> **TAREFA 1**:
Redigite a parte do texto sobre os presídios de Roraima que começa em "Ministério da Justiça classifica" e segue até "Casa do Pai.".
> **TAREFA 2**:
No texto sobre os presídios de Roraima, transforme em lista o parágrafo que começa com "Para realizar o relatório", mantendo os fatos principais.

Cotidiano

Ministério da Justiça classifica sistema prisional de RR como caótico e assustador

Relatório produzido por peritos do Mecanismo de Prevenção e Combate à Tortura concluiu que há um descontrole por parte do Estado nos presídios

Um relatório produzido por peritos do Mecanismo Nacional de Prevenção e Combate à Tortura, do Ministério da Justiça (MJ), classificou o sistema prisional de Roraima de caótico e assustador. O documento apontou que o Estado não possui qualquer controle das unidades prisionais e que não tem conhecimento sobre os presos.

Para realizar o relatório, os peritos visitaram, nos meses de fevereiro e março, a Penitenciária Agrícola do Monte Cristo (Pamc), a Cadeia Pública Feminina, o Centro Socioeducativo Homero de Souza Cruz Filho e a Casa do Pai.

> **ITENS LISTADOS**:
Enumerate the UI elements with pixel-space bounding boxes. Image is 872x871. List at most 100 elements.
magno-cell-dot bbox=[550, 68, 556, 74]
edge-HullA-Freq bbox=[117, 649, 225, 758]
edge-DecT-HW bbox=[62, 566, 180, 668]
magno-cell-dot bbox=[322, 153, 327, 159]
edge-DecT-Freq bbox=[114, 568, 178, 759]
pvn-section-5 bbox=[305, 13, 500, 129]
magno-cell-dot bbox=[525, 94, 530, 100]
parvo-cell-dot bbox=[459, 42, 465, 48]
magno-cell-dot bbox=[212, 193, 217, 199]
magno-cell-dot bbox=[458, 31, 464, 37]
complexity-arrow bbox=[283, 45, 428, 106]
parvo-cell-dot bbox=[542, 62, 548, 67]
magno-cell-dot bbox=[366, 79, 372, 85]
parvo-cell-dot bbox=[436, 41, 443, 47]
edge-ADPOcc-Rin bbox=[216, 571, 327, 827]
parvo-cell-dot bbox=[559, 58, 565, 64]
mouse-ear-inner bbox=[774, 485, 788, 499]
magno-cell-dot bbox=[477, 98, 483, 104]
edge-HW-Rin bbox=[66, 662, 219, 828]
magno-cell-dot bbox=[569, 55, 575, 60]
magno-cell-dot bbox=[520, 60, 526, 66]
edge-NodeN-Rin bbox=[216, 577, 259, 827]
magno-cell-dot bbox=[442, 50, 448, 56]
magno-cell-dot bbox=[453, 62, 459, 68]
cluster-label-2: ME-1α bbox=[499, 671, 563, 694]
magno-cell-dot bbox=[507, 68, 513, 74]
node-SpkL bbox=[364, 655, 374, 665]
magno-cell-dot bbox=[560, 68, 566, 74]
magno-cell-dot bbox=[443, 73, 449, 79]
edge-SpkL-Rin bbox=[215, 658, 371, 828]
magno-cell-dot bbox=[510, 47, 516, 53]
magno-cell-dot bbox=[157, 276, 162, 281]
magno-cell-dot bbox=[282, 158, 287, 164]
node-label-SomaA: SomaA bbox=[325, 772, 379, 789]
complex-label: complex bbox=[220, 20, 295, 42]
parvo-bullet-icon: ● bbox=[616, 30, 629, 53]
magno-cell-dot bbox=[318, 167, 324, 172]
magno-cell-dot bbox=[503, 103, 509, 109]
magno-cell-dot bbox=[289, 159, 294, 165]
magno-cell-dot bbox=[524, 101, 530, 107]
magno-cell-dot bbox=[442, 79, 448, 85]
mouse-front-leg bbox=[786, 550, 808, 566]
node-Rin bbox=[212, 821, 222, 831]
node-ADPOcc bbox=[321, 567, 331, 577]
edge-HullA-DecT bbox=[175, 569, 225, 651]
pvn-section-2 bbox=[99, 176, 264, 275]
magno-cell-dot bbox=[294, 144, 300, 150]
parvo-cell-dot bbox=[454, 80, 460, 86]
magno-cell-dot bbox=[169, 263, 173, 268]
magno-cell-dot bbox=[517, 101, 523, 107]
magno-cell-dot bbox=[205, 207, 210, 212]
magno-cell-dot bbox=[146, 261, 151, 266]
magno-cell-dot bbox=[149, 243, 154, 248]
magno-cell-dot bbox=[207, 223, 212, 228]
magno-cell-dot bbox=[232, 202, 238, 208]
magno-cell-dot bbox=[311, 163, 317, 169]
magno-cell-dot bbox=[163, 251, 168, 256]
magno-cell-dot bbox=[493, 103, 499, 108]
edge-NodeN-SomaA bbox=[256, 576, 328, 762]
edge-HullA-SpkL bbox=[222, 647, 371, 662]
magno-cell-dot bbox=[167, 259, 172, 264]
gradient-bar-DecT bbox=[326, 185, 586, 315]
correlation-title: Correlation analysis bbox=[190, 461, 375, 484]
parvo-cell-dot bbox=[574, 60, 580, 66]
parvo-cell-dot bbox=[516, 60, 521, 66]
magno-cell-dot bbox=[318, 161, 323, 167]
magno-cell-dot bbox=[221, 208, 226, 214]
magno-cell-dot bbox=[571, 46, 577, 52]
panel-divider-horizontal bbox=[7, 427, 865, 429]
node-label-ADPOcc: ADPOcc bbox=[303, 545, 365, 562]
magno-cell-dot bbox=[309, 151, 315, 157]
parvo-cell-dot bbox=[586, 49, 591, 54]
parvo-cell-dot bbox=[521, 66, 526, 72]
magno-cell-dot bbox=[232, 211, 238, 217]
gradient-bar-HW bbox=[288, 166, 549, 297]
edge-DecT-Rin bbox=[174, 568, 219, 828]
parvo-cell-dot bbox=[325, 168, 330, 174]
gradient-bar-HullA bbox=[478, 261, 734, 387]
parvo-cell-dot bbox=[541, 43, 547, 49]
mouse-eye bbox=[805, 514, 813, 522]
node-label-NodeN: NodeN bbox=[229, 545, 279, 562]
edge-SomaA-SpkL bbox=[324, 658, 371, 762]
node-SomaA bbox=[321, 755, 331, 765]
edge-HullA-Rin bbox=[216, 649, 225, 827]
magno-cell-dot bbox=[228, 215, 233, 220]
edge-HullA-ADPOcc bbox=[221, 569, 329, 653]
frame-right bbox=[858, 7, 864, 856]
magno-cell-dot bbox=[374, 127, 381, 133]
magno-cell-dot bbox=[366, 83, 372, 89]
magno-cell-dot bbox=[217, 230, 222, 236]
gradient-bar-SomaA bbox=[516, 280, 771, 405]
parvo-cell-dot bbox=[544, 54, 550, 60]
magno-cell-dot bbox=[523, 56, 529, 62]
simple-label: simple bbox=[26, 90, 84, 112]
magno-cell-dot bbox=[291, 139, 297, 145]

> **RESPOSTA 1**:
Ministério da Justiça classifica sistema prisional de RR como caótico e assustador

Relatório produzido por peritos do Mecanismo de Prevenção e Combate à Tortura concluiu que há um descontrole por parte do Estado nos presídios

Um relatório produzido por peritos do Mecanismo Nacional de Prevenção e Combate à Tortura, do Ministério da Justiça (MJ), classificou o sistema prisional de Roraima de caótico e assustador. O documento apontou que o Estado não possui qualquer controle das unidades prisionais e que não tem conhecimento sobre os presos.

Para realizar o relatório, os peritos visitaram, nos meses de fevereiro e março, a Penitenciária Agrícola do Monte Cristo (Pamc), a Cadeia Pública Feminina, o Centro Socioeducativo Homero de Souza Cruz Filho e a Casa do Pai.

> **RESPOSTA 2**:
Locais visitados pelos peritos em fevereiro e março para fazer o relatório:
- Penitenciária Agrícola do Monte Cristo (Pamc)
- Cadeia Pública Feminina
- Centro Socioeducativo Homero de Souza Cruz Filho
- Casa do Pai